WHAT YOU HAVE TO DO -> Omit all images. Write out the rest of the material exactly.

Items listed in a dataset
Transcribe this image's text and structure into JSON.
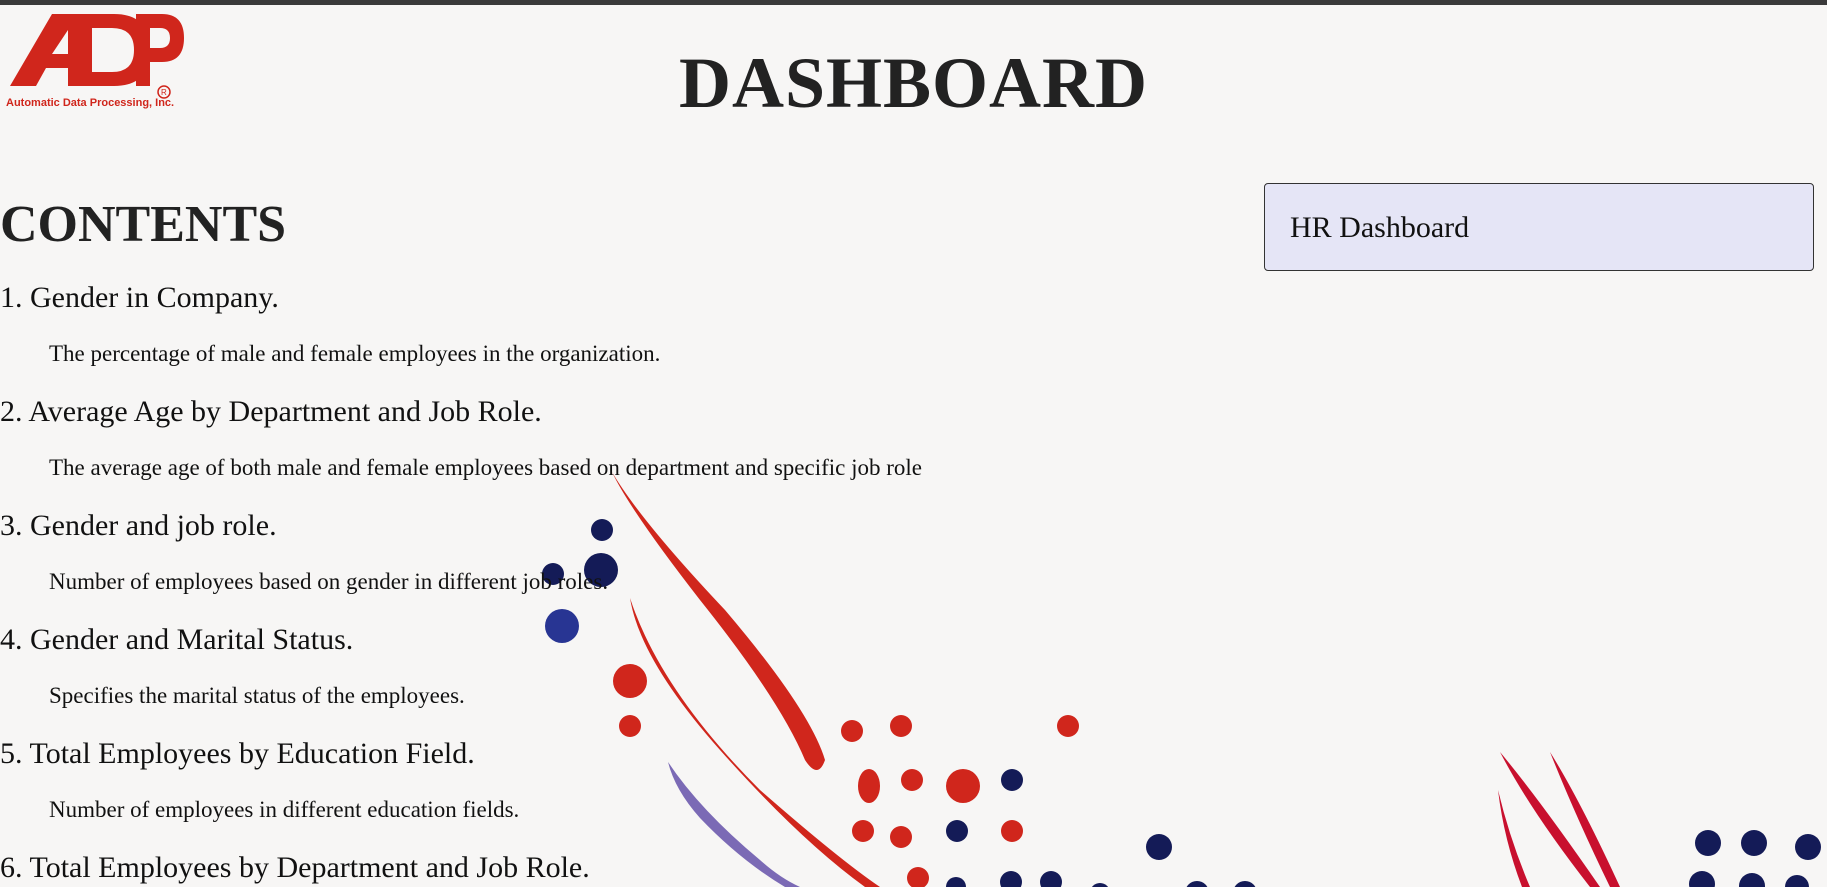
{
  "page": {
    "title": "DASHBOARD"
  },
  "logo": {
    "icon": "adp-logo-icon",
    "mark": "ADP",
    "caption": "Automatic Data Processing, Inc."
  },
  "contents": {
    "heading": "CONTENTS",
    "items": [
      {
        "title": "1. Gender in Company.",
        "description": "The percentage of male and female employees in the organization."
      },
      {
        "title": "2. Average Age by Department and Job Role.",
        "description": "The average age of both male and female employees based on department and specific job role"
      },
      {
        "title": "3. Gender and job role.",
        "description": "Number of employees based on gender in different job roles."
      },
      {
        "title": "4. Gender and Marital Status.",
        "description": "Specifies the marital status of the employees."
      },
      {
        "title": "5. Total Employees by Education Field.",
        "description": "Number of employees in different education fields."
      },
      {
        "title": "6. Total Employees by Department and Job Role.",
        "description": ""
      }
    ]
  },
  "sidebar": {
    "dashboard_link": "HR Dashboard"
  },
  "colors": {
    "brand_red": "#d0261c",
    "navy": "#141b57",
    "purple": "#7b6ab5",
    "panel_bg": "#e5e5f6",
    "page_bg": "#f7f6f5"
  }
}
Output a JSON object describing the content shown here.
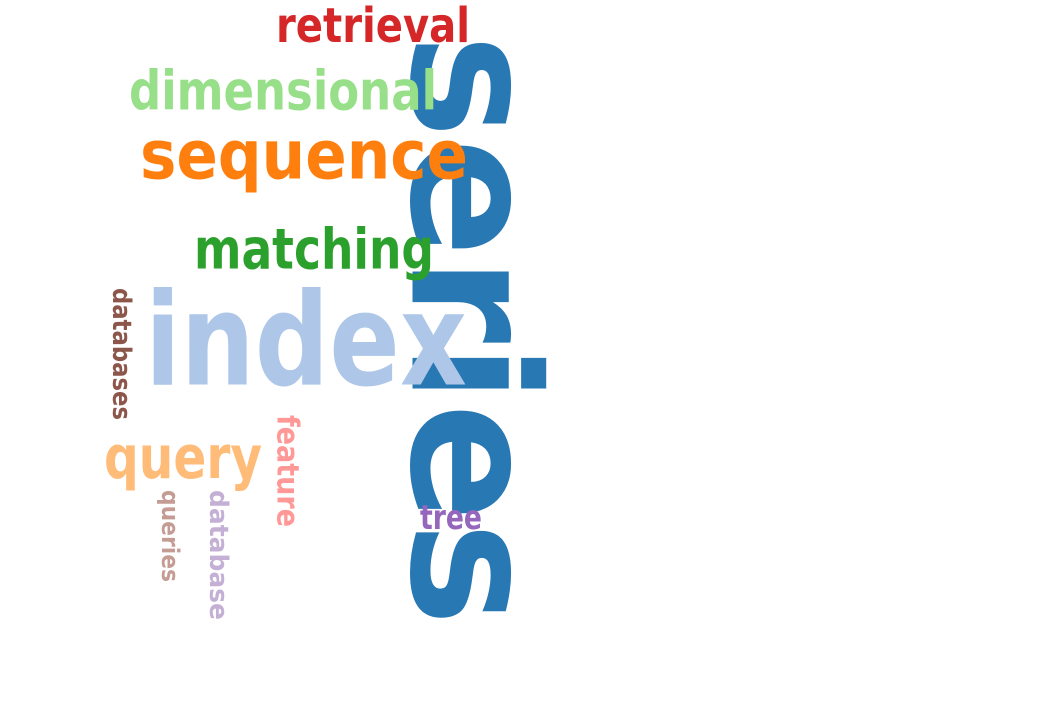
{
  "words": [
    {
      "text": "series",
      "color": "#2878b4",
      "vertical": true
    },
    {
      "text": "index",
      "color": "#aec7e8",
      "vertical": false
    },
    {
      "text": "sequence",
      "color": "#ff7f0e",
      "vertical": false
    },
    {
      "text": "matching",
      "color": "#2ca02c",
      "vertical": false
    },
    {
      "text": "dimensional",
      "color": "#98df8a",
      "vertical": false
    },
    {
      "text": "retrieval",
      "color": "#d62728",
      "vertical": false
    },
    {
      "text": "query",
      "color": "#ffbb78",
      "vertical": false
    },
    {
      "text": "feature",
      "color": "#ff9896",
      "vertical": true
    },
    {
      "text": "databases",
      "color": "#8c564b",
      "vertical": true
    },
    {
      "text": "database",
      "color": "#c5b0d5",
      "vertical": true
    },
    {
      "text": "queries",
      "color": "#c49c94",
      "vertical": true
    },
    {
      "text": "tree",
      "color": "#9467bd",
      "vertical": false
    }
  ]
}
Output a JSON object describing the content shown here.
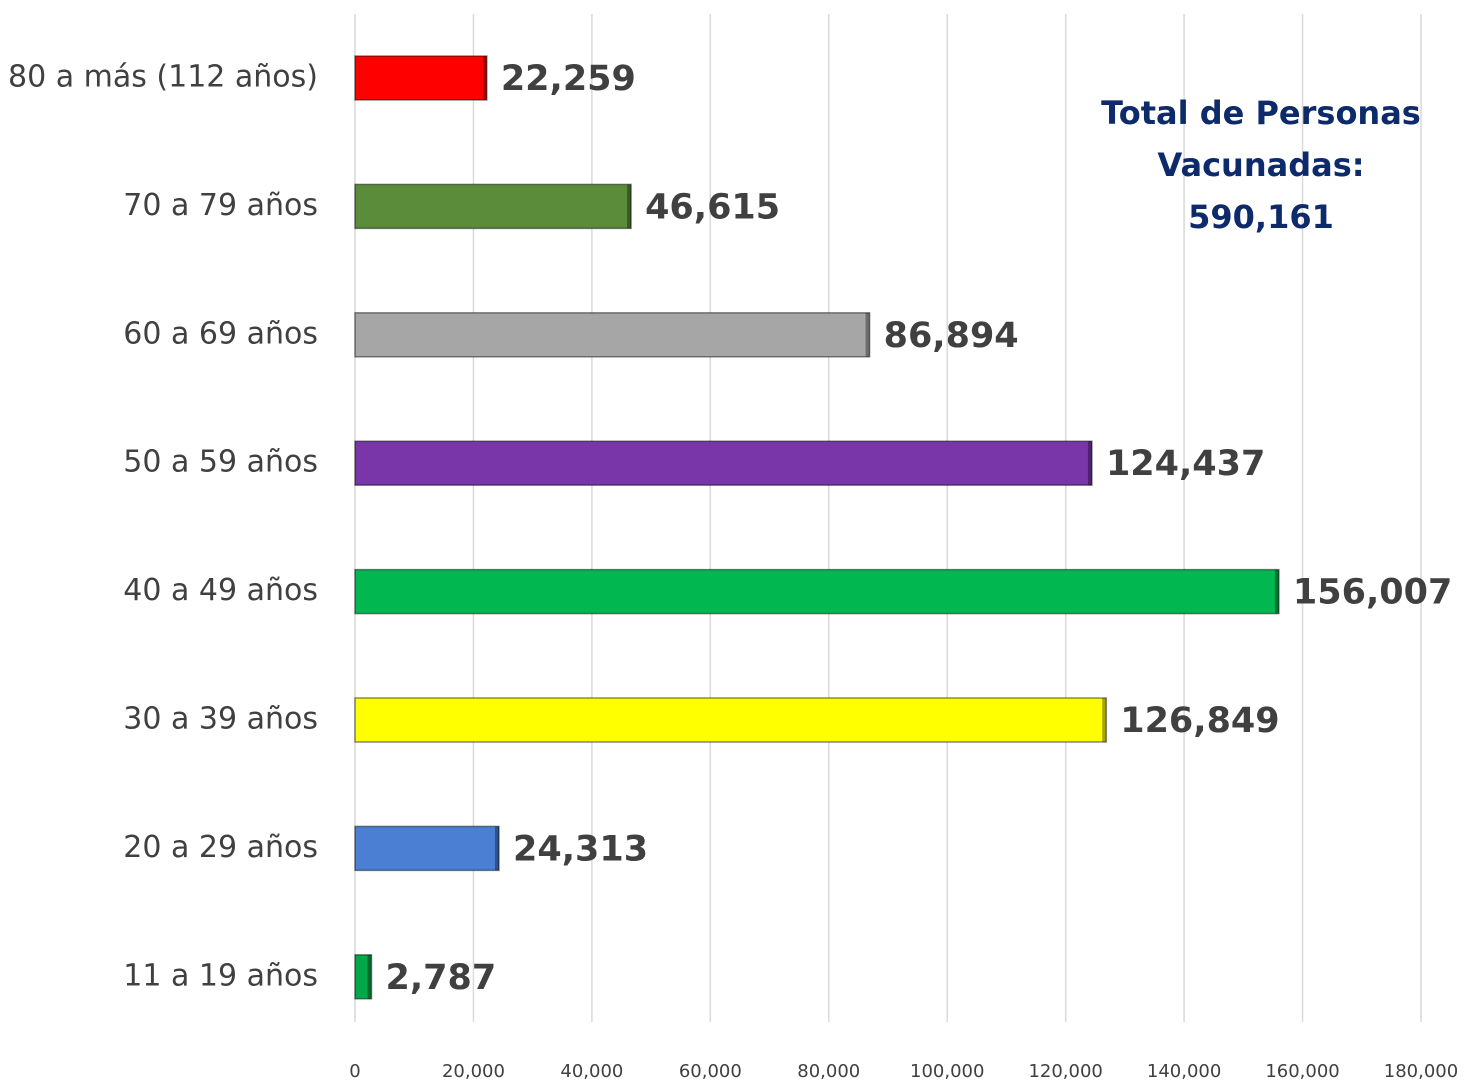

ANSWER ->
Transcribe this image's text and structure into JSON.
{
  "page": {
    "title": "DASHBOARD"
  },
  "logo": {
    "icon": "adp-logo-icon",
    "mark": "ADP",
    "caption": "Automatic Data Processing, Inc."
  },
  "contents": {
    "heading": "CONTENTS",
    "items": [
      {
        "title": "1. Gender in Company.",
        "description": "The percentage of male and female employees in the organization."
      },
      {
        "title": "2. Average Age by Department and Job Role.",
        "description": "The average age of both male and female employees based on department and specific job role"
      },
      {
        "title": "3. Gender and job role.",
        "description": "Number of employees based on gender in different job roles."
      },
      {
        "title": "4. Gender and Marital Status.",
        "description": "Specifies the marital status of the employees."
      },
      {
        "title": "5. Total Employees by Education Field.",
        "description": "Number of employees in different education fields."
      },
      {
        "title": "6. Total Employees by Department and Job Role.",
        "description": ""
      }
    ]
  },
  "sidebar": {
    "dashboard_link": "HR Dashboard"
  },
  "colors": {
    "brand_red": "#d0261c",
    "navy": "#141b57",
    "purple": "#7b6ab5",
    "panel_bg": "#e5e5f6",
    "page_bg": "#f7f6f5"
  }
}
Output a JSON object describing the content shown here.
{
  "words": [
    {
      "text": "series",
      "color": "#2878b4",
      "vertical": true
    },
    {
      "text": "index",
      "color": "#aec7e8",
      "vertical": false
    },
    {
      "text": "sequence",
      "color": "#ff7f0e",
      "vertical": false
    },
    {
      "text": "matching",
      "color": "#2ca02c",
      "vertical": false
    },
    {
      "text": "dimensional",
      "color": "#98df8a",
      "vertical": false
    },
    {
      "text": "retrieval",
      "color": "#d62728",
      "vertical": false
    },
    {
      "text": "query",
      "color": "#ffbb78",
      "vertical": false
    },
    {
      "text": "feature",
      "color": "#ff9896",
      "vertical": true
    },
    {
      "text": "databases",
      "color": "#8c564b",
      "vertical": true
    },
    {
      "text": "database",
      "color": "#c5b0d5",
      "vertical": true
    },
    {
      "text": "queries",
      "color": "#c49c94",
      "vertical": true
    },
    {
      "text": "tree",
      "color": "#9467bd",
      "vertical": false
    }
  ]
}
Output a JSON object describing the content shown here.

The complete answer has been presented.